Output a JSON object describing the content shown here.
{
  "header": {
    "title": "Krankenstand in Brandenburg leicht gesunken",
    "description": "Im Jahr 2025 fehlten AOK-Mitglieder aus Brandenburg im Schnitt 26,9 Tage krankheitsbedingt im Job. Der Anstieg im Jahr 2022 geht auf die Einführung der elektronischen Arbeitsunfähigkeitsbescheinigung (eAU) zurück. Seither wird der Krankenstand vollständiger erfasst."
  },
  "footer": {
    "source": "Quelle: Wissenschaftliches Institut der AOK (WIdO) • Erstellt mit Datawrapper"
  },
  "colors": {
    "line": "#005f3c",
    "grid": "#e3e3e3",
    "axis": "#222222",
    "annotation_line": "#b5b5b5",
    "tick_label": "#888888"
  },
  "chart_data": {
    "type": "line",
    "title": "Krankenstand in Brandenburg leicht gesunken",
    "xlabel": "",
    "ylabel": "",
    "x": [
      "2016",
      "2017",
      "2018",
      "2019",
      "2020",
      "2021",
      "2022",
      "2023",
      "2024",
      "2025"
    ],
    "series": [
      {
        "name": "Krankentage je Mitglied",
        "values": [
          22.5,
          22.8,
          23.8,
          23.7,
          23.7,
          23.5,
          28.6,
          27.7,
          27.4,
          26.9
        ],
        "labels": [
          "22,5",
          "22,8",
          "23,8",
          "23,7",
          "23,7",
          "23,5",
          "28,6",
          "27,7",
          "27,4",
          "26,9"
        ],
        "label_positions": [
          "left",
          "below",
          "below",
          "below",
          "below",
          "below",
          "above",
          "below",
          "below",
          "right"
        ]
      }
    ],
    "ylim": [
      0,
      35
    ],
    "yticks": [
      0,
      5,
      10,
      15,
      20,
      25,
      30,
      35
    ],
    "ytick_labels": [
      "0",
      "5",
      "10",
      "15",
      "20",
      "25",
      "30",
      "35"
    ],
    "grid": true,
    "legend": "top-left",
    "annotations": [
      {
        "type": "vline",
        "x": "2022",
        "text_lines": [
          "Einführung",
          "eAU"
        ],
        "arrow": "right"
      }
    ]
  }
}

■ Task details
Copy out every entry again, exactly as it was given.

■ Finished exercise
Output a JSON object describing the content shown here.
{
  "header": {
    "title": "Krankenstand in Brandenburg leicht gesunken",
    "description": "Im Jahr 2025 fehlten AOK-Mitglieder aus Brandenburg im Schnitt 26,9 Tage krankheitsbedingt im Job. Der Anstieg im Jahr 2022 geht auf die Einführung der elektronischen Arbeitsunfähigkeitsbescheinigung (eAU) zurück. Seither wird der Krankenstand vollständiger erfasst."
  },
  "footer": {
    "source": "Quelle: Wissenschaftliches Institut der AOK (WIdO) • Erstellt mit Datawrapper"
  },
  "colors": {
    "line": "#005f3c",
    "grid": "#e3e3e3",
    "axis": "#222222",
    "annotation_line": "#b5b5b5",
    "tick_label": "#888888"
  },
  "chart_data": {
    "type": "line",
    "title": "Krankenstand in Brandenburg leicht gesunken",
    "xlabel": "",
    "ylabel": "",
    "x": [
      "2016",
      "2017",
      "2018",
      "2019",
      "2020",
      "2021",
      "2022",
      "2023",
      "2024",
      "2025"
    ],
    "series": [
      {
        "name": "Krankentage je Mitglied",
        "values": [
          22.5,
          22.8,
          23.8,
          23.7,
          23.7,
          23.5,
          28.6,
          27.7,
          27.4,
          26.9
        ],
        "labels": [
          "22,5",
          "22,8",
          "23,8",
          "23,7",
          "23,7",
          "23,5",
          "28,6",
          "27,7",
          "27,4",
          "26,9"
        ],
        "label_positions": [
          "left",
          "below",
          "below",
          "below",
          "below",
          "below",
          "above",
          "below",
          "below",
          "right"
        ]
      }
    ],
    "ylim": [
      0,
      35
    ],
    "yticks": [
      0,
      5,
      10,
      15,
      20,
      25,
      30,
      35
    ],
    "ytick_labels": [
      "0",
      "5",
      "10",
      "15",
      "20",
      "25",
      "30",
      "35"
    ],
    "grid": true,
    "legend": "top-left",
    "annotations": [
      {
        "type": "vline",
        "x": "2022",
        "text_lines": [
          "Einführung",
          "eAU"
        ],
        "arrow": "right"
      }
    ]
  }
}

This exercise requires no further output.